■ SUPPLIED INFORMATION:
☆ ☆ ☆ ☆

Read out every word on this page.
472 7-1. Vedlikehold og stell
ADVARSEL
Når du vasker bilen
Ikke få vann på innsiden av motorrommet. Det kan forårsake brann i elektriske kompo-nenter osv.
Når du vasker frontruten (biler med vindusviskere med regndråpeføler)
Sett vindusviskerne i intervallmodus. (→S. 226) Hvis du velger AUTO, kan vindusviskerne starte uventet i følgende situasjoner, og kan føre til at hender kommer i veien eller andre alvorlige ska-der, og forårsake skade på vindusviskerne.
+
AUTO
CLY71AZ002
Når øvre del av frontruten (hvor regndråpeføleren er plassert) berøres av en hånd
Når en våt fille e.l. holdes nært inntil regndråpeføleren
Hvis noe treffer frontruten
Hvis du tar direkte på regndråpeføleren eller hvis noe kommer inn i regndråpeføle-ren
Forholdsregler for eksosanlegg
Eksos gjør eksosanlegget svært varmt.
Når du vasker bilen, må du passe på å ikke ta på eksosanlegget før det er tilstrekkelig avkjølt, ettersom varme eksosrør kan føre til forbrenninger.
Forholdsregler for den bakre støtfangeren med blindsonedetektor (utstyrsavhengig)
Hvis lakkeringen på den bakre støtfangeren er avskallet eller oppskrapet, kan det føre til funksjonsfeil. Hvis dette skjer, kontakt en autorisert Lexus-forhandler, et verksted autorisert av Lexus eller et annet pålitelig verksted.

☆ ☆ ☆ ☆

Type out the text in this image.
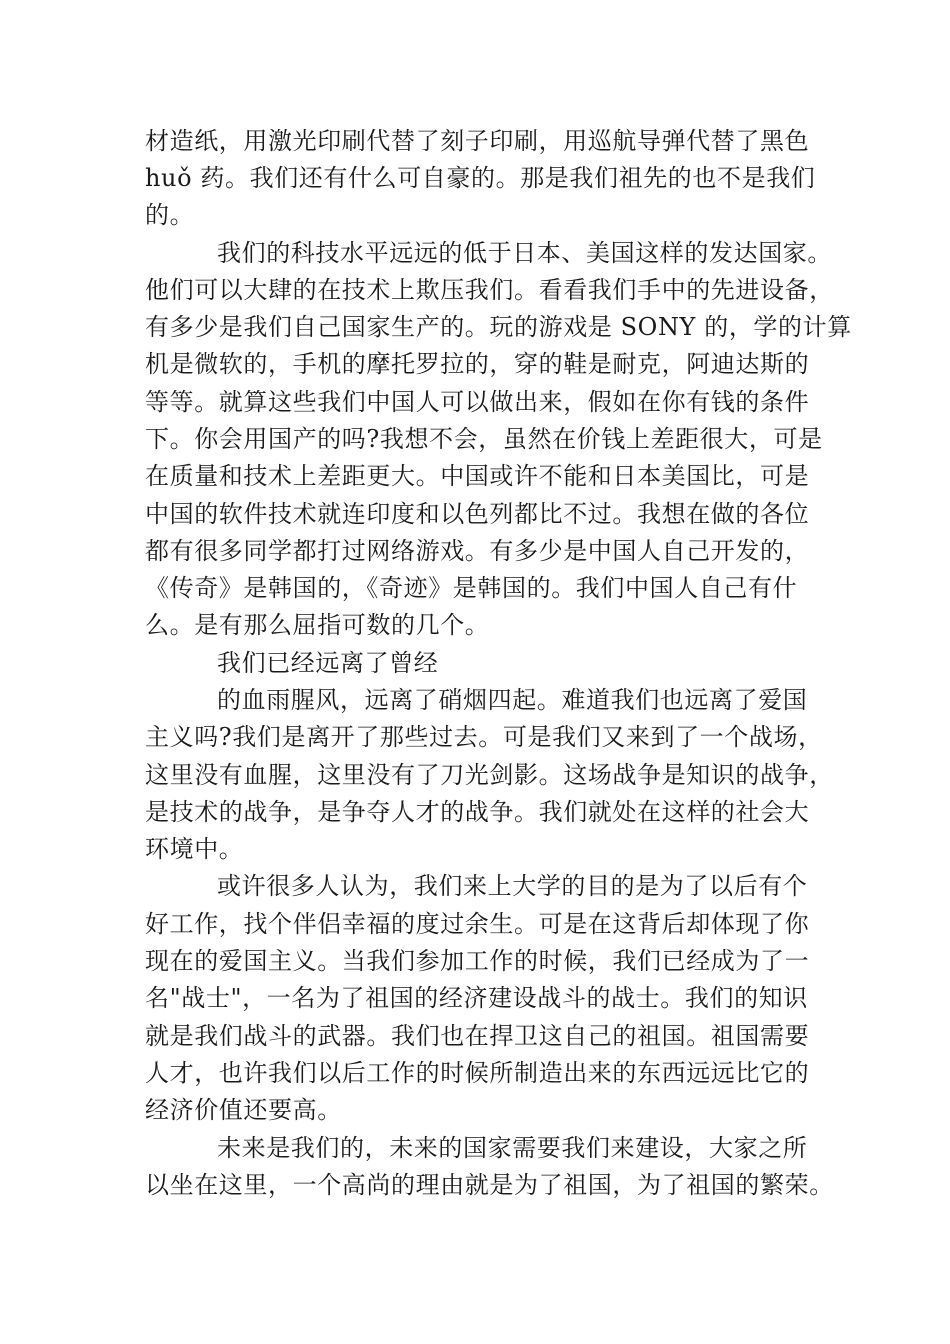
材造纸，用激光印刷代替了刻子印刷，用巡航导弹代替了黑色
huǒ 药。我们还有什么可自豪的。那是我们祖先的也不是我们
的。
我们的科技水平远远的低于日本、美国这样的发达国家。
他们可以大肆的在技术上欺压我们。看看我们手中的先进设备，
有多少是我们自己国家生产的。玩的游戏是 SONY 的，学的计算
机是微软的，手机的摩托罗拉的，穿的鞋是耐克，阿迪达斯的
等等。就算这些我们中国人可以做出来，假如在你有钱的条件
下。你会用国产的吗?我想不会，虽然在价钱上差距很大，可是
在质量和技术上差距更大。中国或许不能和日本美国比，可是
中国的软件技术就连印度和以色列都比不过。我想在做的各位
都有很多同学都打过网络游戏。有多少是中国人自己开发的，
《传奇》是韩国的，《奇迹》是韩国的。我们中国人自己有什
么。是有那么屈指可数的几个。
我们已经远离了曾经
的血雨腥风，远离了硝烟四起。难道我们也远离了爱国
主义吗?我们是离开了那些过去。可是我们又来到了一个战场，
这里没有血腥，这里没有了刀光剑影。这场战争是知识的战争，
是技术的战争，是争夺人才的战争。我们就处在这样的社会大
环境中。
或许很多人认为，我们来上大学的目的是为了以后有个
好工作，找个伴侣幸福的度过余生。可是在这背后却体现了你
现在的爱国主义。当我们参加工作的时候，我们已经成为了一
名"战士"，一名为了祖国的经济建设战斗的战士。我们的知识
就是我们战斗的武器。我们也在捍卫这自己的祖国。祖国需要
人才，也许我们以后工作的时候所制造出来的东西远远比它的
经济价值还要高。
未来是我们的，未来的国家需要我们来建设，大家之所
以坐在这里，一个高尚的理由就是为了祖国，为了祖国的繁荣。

☆ ☆ ☆ ☆

■ GOAL:
Copy out every line from the records that has the word "regndråpeføleren".

■ TASK ANSWER:
Når øvre del av frontruten (hvor regndråpeføleren er plassert) berøres av en hånd
Når en våt fille e.l. holdes nært inntil regndråpeføleren
Hvis du tar direkte på regndråpeføleren eller hvis noe kommer inn i regndråpeføle-ren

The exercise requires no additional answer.